**Requirement**
In the listing that follows, count each line containing the string "still" and report only the count.

[Begin The input]

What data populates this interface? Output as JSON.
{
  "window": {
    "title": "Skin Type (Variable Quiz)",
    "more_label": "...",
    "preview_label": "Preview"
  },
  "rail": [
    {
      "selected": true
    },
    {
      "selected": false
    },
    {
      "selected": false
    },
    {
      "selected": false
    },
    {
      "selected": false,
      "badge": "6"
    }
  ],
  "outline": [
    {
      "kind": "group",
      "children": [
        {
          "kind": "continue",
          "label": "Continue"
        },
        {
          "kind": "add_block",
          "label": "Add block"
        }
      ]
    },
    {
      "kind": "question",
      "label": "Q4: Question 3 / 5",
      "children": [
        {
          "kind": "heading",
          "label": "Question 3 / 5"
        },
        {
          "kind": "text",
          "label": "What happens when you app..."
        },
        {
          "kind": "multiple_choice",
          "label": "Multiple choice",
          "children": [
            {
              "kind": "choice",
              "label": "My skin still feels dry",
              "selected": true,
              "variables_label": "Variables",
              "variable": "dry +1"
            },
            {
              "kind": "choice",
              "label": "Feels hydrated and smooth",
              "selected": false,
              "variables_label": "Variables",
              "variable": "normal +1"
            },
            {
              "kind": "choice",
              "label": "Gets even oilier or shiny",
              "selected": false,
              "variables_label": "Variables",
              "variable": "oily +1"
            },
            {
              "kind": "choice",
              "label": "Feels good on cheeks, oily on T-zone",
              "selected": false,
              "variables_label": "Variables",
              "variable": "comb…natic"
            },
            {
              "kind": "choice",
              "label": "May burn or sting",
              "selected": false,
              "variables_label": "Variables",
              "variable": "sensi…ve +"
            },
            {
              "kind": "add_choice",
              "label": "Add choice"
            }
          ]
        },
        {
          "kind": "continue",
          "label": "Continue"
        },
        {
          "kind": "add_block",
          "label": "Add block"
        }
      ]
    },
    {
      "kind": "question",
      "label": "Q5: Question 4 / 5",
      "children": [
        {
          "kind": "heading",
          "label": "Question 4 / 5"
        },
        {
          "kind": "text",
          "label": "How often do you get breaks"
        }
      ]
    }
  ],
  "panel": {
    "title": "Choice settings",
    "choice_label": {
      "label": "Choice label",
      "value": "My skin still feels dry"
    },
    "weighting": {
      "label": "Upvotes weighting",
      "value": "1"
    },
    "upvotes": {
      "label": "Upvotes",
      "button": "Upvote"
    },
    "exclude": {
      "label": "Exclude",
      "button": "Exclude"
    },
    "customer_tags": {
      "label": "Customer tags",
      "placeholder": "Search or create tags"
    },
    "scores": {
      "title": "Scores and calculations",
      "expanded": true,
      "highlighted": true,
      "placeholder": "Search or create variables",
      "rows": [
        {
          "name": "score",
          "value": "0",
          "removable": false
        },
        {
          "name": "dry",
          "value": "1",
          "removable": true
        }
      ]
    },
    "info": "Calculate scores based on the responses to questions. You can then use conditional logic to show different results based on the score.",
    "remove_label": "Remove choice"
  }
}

[End The input]

**The solution**
2